### Document
........
# Passenger #'s dropping, Sacramento airport looks at budget cuts



## Blackwolf (Dec 14, 2013)

While SMF (Sacramento International Airport) has some particular issues regarding ultra-high "user fees" when compared with the rest of the airline industry as well as over $1 Billion in construction debt, they are not alone.

Indeed, when it comes to small and medium-sized "regional" airports, Sacramento Airports Commissioner John Wheat sums it up pretty clear:



> “We’ve seen a tremendous reduction in passengers,” Wheat said. “Unfortunately, we have not quite bottomed out yet.”


And as SouthWest Airline's airports manager Chris Czarnecki states:



> Industry experts say Sacramento’s financial challenges are similar to those facing other medium-sized airports, including San Jose, Oakland and San Diego. “It is really a reflection of the new economics of the airline industry more than anything,” Southwest’s Czarnecki said.


I recall a discussion here on AU at some point in the recent past about a predicted decline of domestic air travel, and that effect on these Billion Dollar airport terminals that dot the US as a result. Indeed, we're not seeing "regional jets" being solely used to ferry between smaller airports and hubs any more. With the announcement yesterday from American to buy dozens of new CRJ's and Embraer jets, the trend of using small "regional jets" on main-line flights is strongly looking to be the new normal. Which might mean a sizable reduction of service to anything but the biggest hubs.

Sacramento Bee article:

Passenger levels dropping, Sacramento airport looks at budget cuts



*EDIT* to remove multiple automatic hyperlinks.


----------



## jis (Dec 14, 2013)

I am surprised that Sacramento thinks it is in the same league as San Jose, which is starting to get many international flights to the Pacific basin.


----------



## rickycourtney (Dec 14, 2013)

Also I would argue that SMF isn't in the same league as Oakland either. OAK is one of Southwest's de-facto hubs and it serves a million more passengers each year.

Another issue is that it is becoming more cost effective to fly regional jets to smaller airports.

A few years ago it was cheaper to drive from Fresno to Sacramento and catch a flight. Now a flight from SEA-LAX-FAT is cheaper than flying SEA-SMF and driving back to Fresno. I know that's true because I priced it out yesterday.


----------



## calwatch (Dec 16, 2013)

They built that massive Terminal B complex with a fancy train and modern screening facilities, while sitll keeping Terminal A the way it is. It may be beneficial to consolidate the two terminals, and it would certainly save on the costs of having duplicate security checkpoints and airside facilities. But I'm not sure traffic has dropped to that level yet.


----------
........
### The exercise
How would you render this sentence from the forum thread on Sacramento airport budget cuts in Spanish: "Another issue is that it is becoming more cost effective to fly regional jets to smaller airports."

(Element placement listing)
........
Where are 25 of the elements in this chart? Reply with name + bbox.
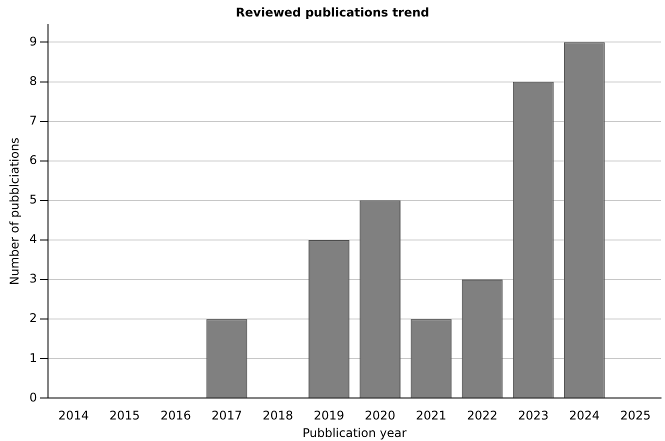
y-tick-label: 1 [29, 350, 38, 365]
x-tick-label: 2021 [416, 408, 446, 423]
y-tick-label: 6 [29, 152, 38, 167]
y-tick-label: 4 [29, 232, 38, 246]
x-tick-label: 2014 [58, 408, 89, 423]
y-tick-label: 8 [29, 74, 38, 88]
x-tick-label: 2017 [212, 408, 242, 423]
chart-title: Reviewed publications trend [236, 5, 430, 20]
x-tick-label: 2025 [620, 408, 651, 423]
x-tick-label: 2015 [109, 408, 140, 423]
x-tick-label: 2018 [262, 408, 294, 423]
y-tick-label: 3 [29, 272, 38, 286]
x-tick-label: 2019 [314, 408, 344, 423]
x-tick-label: 2024 [569, 408, 600, 423]
y-axis-title: Number of pubblciations [7, 137, 22, 286]
x-tick-label: 2020 [364, 408, 396, 423]
x-axis-title: Pubblication year [302, 426, 407, 440]
x-tick-label: 2016 [160, 408, 192, 423]
y-tick-label: 9 [29, 34, 38, 48]
y-tick-label: 5 [29, 192, 38, 207]
y-tick-label: 2 [29, 311, 38, 326]
x-tick-label: 2022 [466, 408, 498, 423]
x-tick-label: 2023 [518, 408, 549, 423]
y-tick-label: 7 [29, 113, 38, 128]
y-tick-label: 0 [29, 390, 38, 404]
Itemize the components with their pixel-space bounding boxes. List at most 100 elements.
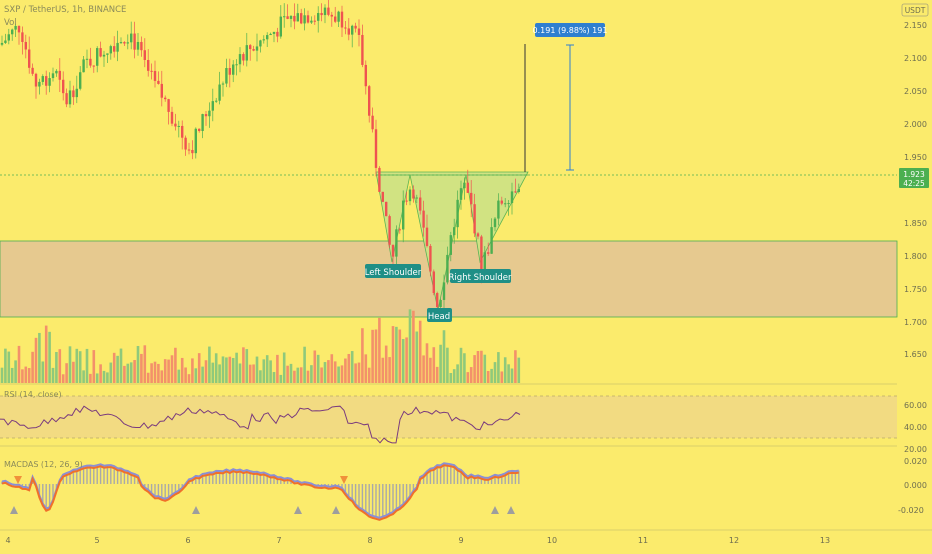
- candle-body: [300, 13, 303, 24]
- volume-bar: [204, 360, 208, 383]
- candle-body: [337, 11, 340, 22]
- candle-body: [221, 83, 225, 85]
- volume-bar: [221, 356, 225, 383]
- volume-bar: [157, 363, 160, 383]
- volume-bar: [252, 364, 255, 383]
- currency-badge[interactable]: [901, 3, 929, 17]
- rsi-line: [0, 405, 521, 444]
- volume-bar: [514, 350, 517, 383]
- volume-bar: [10, 367, 14, 383]
- time-tick-label: 7: [276, 536, 281, 545]
- volume-bar: [493, 362, 497, 383]
- candle-body: [17, 25, 21, 33]
- candle-body: [364, 64, 367, 87]
- volume-bar: [242, 347, 245, 383]
- volume-bar: [163, 359, 167, 383]
- volume-bar: [415, 331, 419, 383]
- candle-body: [235, 64, 238, 66]
- rsi-band: [0, 396, 897, 438]
- candle-body: [187, 149, 191, 151]
- volume-bar: [167, 359, 170, 383]
- volume-bar: [276, 354, 279, 383]
- candle-body: [422, 210, 425, 228]
- volume-bar: [89, 373, 92, 383]
- right-shoulder-label: Right Shoulder: [449, 273, 512, 283]
- volume-bar: [187, 374, 191, 383]
- right-shoulder-box: [450, 269, 511, 283]
- symbol-title[interactable]: SXP / TetherUS, 1h, BINANCE: [4, 5, 126, 15]
- candle-body: [334, 16, 337, 22]
- candle-body: [99, 48, 102, 57]
- candle-body: [123, 42, 126, 44]
- candle-body: [21, 32, 24, 42]
- candle-body: [398, 229, 401, 231]
- candle-body: [170, 111, 174, 124]
- candle-body: [476, 233, 480, 237]
- candle-body: [310, 20, 313, 23]
- volume-bar: [58, 349, 62, 383]
- candle-body: [14, 25, 17, 30]
- price-tick-label: 2.000: [904, 120, 927, 129]
- candle-body: [303, 15, 306, 24]
- candle-body: [357, 28, 361, 35]
- candle-body: [68, 90, 72, 105]
- rsi-title[interactable]: RSI (14, close): [4, 390, 62, 399]
- candle-body: [266, 35, 269, 40]
- candle-body: [259, 40, 262, 47]
- candle-body: [201, 114, 204, 132]
- volume-bar: [255, 356, 259, 383]
- volume-bar: [344, 358, 347, 383]
- macd-down-marker: [340, 476, 348, 484]
- candle-body: [320, 13, 323, 16]
- candle-body: [330, 14, 333, 17]
- candle-body: [130, 33, 133, 43]
- volume-bar: [361, 328, 364, 383]
- volume-bar: [140, 353, 143, 383]
- macd-up-marker: [507, 506, 515, 514]
- price-axis[interactable]: 2.150 2.100 2.050 2.000 1.950 1.850 1.80…: [904, 21, 927, 359]
- volume-bar: [41, 361, 45, 383]
- volume-bar: [269, 360, 272, 383]
- volume-bar: [398, 329, 402, 383]
- volume-bar: [296, 367, 300, 383]
- volume-bar: [364, 354, 368, 383]
- candle-body: [0, 42, 4, 45]
- candle-body: [500, 200, 503, 204]
- volume-bar: [510, 368, 514, 383]
- volume-bar: [112, 352, 116, 383]
- candle-body: [286, 16, 289, 19]
- candle-body: [28, 49, 31, 68]
- candle-body: [48, 78, 51, 86]
- candle-body: [211, 101, 214, 111]
- volume-bar: [146, 372, 150, 383]
- volume-bar: [449, 373, 453, 383]
- volume-bar: [327, 360, 330, 383]
- volume-bar: [201, 366, 204, 383]
- macd-title[interactable]: MACDAS (12, 26, 9): [4, 460, 83, 469]
- candle-body: [480, 236, 483, 273]
- rsi-tick-label: 40.00: [904, 423, 927, 432]
- volume-bar: [405, 337, 408, 383]
- head-label: Head: [428, 312, 450, 322]
- volume-bar: [85, 348, 89, 383]
- rsi-axis: 60.00 40.00 20.00: [904, 401, 927, 454]
- volume-bar: [388, 357, 391, 383]
- candle-body: [306, 15, 310, 23]
- volume-bar: [456, 364, 459, 383]
- candle-body: [368, 86, 371, 116]
- candle-body: [147, 59, 150, 71]
- volume-bar: [95, 373, 99, 383]
- candle-body: [456, 199, 459, 228]
- volume-bar: [136, 345, 140, 383]
- candle-body: [493, 218, 497, 228]
- macd-up-marker: [332, 506, 340, 514]
- volume-bar: [55, 352, 58, 383]
- volume-bar: [150, 363, 153, 383]
- time-tick-label: 6: [185, 536, 190, 545]
- volume-bar: [439, 344, 442, 383]
- measure-label-box: [535, 23, 605, 37]
- time-axis[interactable]: 4 5 6 7 8 9 10 11 12 13: [5, 536, 830, 545]
- volume-bar: [92, 350, 96, 383]
- volume-bar: [306, 370, 310, 383]
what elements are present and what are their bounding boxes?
........
### Response
Otro problema es que cada vez resulta más rentable volar jets regionales a aeropuertos más pequeños.